### The request:
Reproduce every record below exactly as written, but leave out any pictures.

### Recorded information:
#####

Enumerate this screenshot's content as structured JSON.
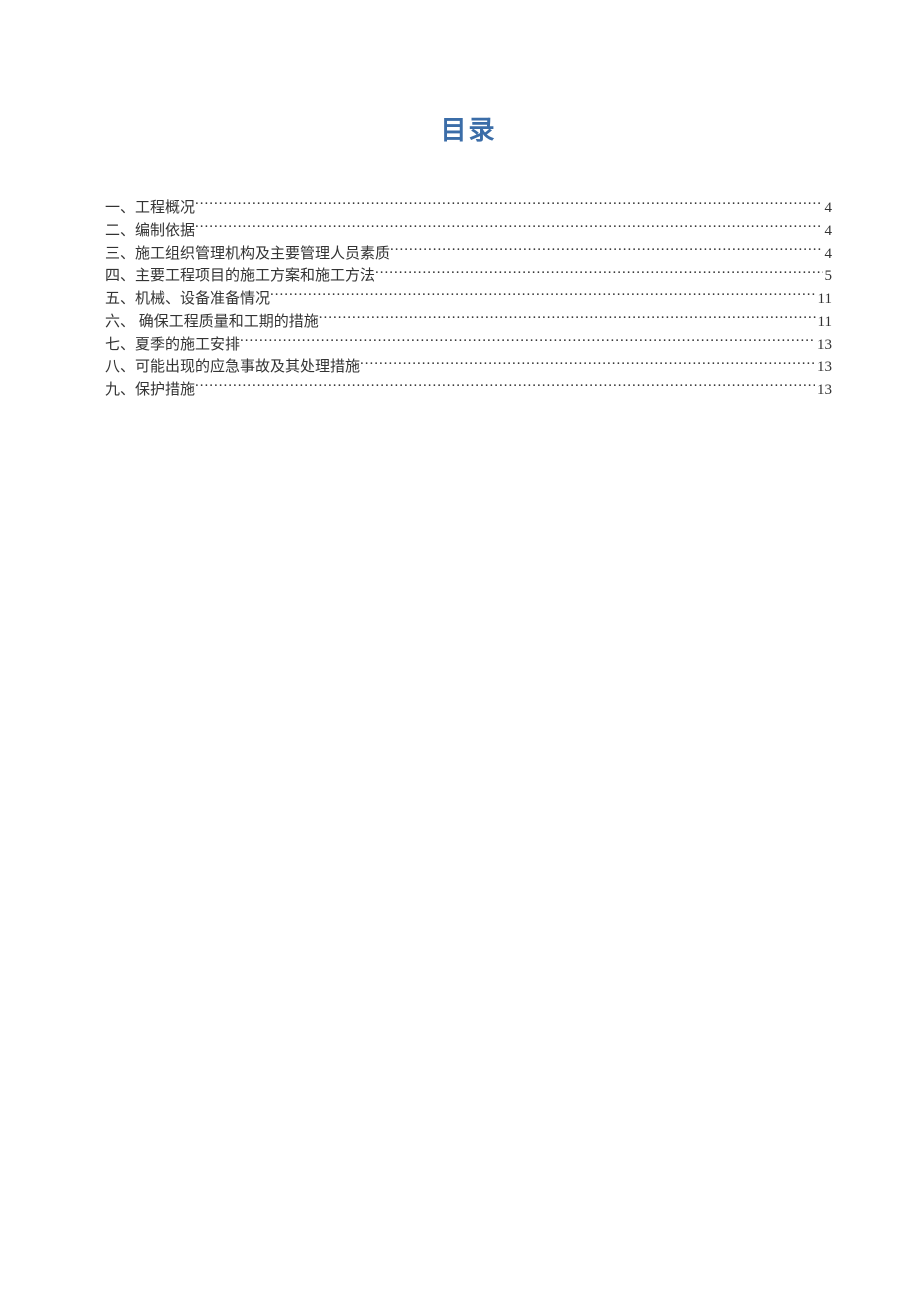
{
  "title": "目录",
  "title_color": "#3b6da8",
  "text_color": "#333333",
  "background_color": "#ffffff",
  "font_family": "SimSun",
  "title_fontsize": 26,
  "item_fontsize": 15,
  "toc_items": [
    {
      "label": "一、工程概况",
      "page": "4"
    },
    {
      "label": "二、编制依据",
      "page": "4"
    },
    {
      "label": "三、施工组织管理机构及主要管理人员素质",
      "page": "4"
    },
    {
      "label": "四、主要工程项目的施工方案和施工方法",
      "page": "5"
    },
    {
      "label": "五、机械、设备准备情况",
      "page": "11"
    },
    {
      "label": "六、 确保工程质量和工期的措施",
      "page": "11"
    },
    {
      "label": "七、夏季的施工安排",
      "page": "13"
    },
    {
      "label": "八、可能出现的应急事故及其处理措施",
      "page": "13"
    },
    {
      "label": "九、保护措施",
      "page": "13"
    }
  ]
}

#####

### The response:
Enumerate this screenshot's content as structured JSON.
{
  "title": "目录",
  "title_color": "#3b6da8",
  "text_color": "#333333",
  "background_color": "#ffffff",
  "font_family": "SimSun",
  "title_fontsize": 26,
  "item_fontsize": 15,
  "toc_items": [
    {
      "label": "一、工程概况",
      "page": "4"
    },
    {
      "label": "二、编制依据",
      "page": "4"
    },
    {
      "label": "三、施工组织管理机构及主要管理人员素质",
      "page": "4"
    },
    {
      "label": "四、主要工程项目的施工方案和施工方法",
      "page": "5"
    },
    {
      "label": "五、机械、设备准备情况",
      "page": "11"
    },
    {
      "label": "六、 确保工程质量和工期的措施",
      "page": "11"
    },
    {
      "label": "七、夏季的施工安排",
      "page": "13"
    },
    {
      "label": "八、可能出现的应急事故及其处理措施",
      "page": "13"
    },
    {
      "label": "九、保护措施",
      "page": "13"
    }
  ]
}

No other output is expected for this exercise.